#### [Exercise description]
Write out the material again word for word, dropping any images it holds.

★ ★ ★ ★ ★ ★ ★

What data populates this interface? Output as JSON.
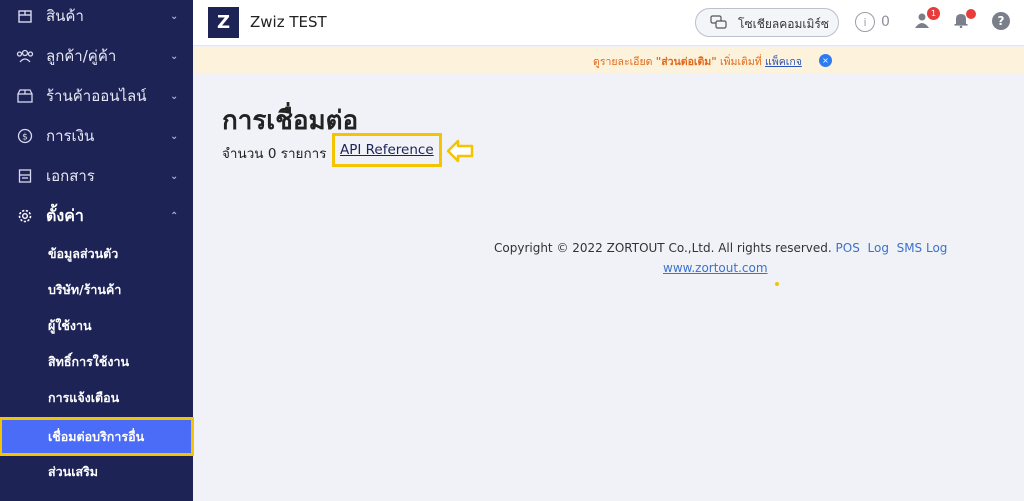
{
  "sidebar": {
    "items": [
      {
        "label": "สินค้า",
        "icon": "box-icon"
      },
      {
        "label": "ลูกค้า/คู่ค้า",
        "icon": "users-icon"
      },
      {
        "label": "ร้านค้าออนไลน์",
        "icon": "shop-icon"
      },
      {
        "label": "การเงิน",
        "icon": "coin-icon"
      },
      {
        "label": "เอกสาร",
        "icon": "document-icon"
      },
      {
        "label": "ตั้งค่า",
        "icon": "gear-icon"
      }
    ],
    "sub_items": [
      {
        "label": "ข้อมูลส่วนตัว"
      },
      {
        "label": "บริษัท/ร้านค้า"
      },
      {
        "label": "ผู้ใช้งาน"
      },
      {
        "label": "สิทธิ์การใช้งาน"
      },
      {
        "label": "การแจ้งเตือน"
      },
      {
        "label": "เชื่อมต่อบริการอื่น"
      },
      {
        "label": "ส่วนเสริม"
      }
    ]
  },
  "header": {
    "logo_text": "Z",
    "brand": "Zwiz TEST",
    "social_button": "โซเชียลคอมเมิร์ซ",
    "info_count": "0",
    "user_badge": "1"
  },
  "notice": {
    "prefix": "ดูรายละเอียด ",
    "highlight": "\"ส่วนต่อเติม\"",
    "middle": " เพิ่มเติมที่ ",
    "link": "แพ็คเกจ",
    "close": "×"
  },
  "main": {
    "title": "การเชื่อมต่อ",
    "count_text": "จำนวน 0 รายการ",
    "api_link": "API Reference"
  },
  "footer": {
    "copyright": "Copyright © 2022 ZORTOUT Co.,Ltd. All rights reserved.",
    "links": [
      "POS",
      "Log",
      "SMS Log"
    ],
    "site": "www.zortout.com"
  },
  "colors": {
    "sidebar_bg": "#1e2355",
    "selected_bg": "#4a6cf7",
    "highlight_outline": "#f5c400",
    "badge_red": "#e83c3c"
  }
}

★ ★ ★ ★ ★ ★ ★

#### [Answer to the exercise]
What data populates this interface? Output as JSON.
{
  "sidebar": {
    "items": [
      {
        "label": "สินค้า",
        "icon": "box-icon"
      },
      {
        "label": "ลูกค้า/คู่ค้า",
        "icon": "users-icon"
      },
      {
        "label": "ร้านค้าออนไลน์",
        "icon": "shop-icon"
      },
      {
        "label": "การเงิน",
        "icon": "coin-icon"
      },
      {
        "label": "เอกสาร",
        "icon": "document-icon"
      },
      {
        "label": "ตั้งค่า",
        "icon": "gear-icon"
      }
    ],
    "sub_items": [
      {
        "label": "ข้อมูลส่วนตัว"
      },
      {
        "label": "บริษัท/ร้านค้า"
      },
      {
        "label": "ผู้ใช้งาน"
      },
      {
        "label": "สิทธิ์การใช้งาน"
      },
      {
        "label": "การแจ้งเตือน"
      },
      {
        "label": "เชื่อมต่อบริการอื่น"
      },
      {
        "label": "ส่วนเสริม"
      }
    ]
  },
  "header": {
    "logo_text": "Z",
    "brand": "Zwiz TEST",
    "social_button": "โซเชียลคอมเมิร์ซ",
    "info_count": "0",
    "user_badge": "1"
  },
  "notice": {
    "prefix": "ดูรายละเอียด ",
    "highlight": "\"ส่วนต่อเติม\"",
    "middle": " เพิ่มเติมที่ ",
    "link": "แพ็คเกจ",
    "close": "×"
  },
  "main": {
    "title": "การเชื่อมต่อ",
    "count_text": "จำนวน 0 รายการ",
    "api_link": "API Reference"
  },
  "footer": {
    "copyright": "Copyright © 2022 ZORTOUT Co.,Ltd. All rights reserved.",
    "links": [
      "POS",
      "Log",
      "SMS Log"
    ],
    "site": "www.zortout.com"
  },
  "colors": {
    "sidebar_bg": "#1e2355",
    "selected_bg": "#4a6cf7",
    "highlight_outline": "#f5c400",
    "badge_red": "#e83c3c"
  }
}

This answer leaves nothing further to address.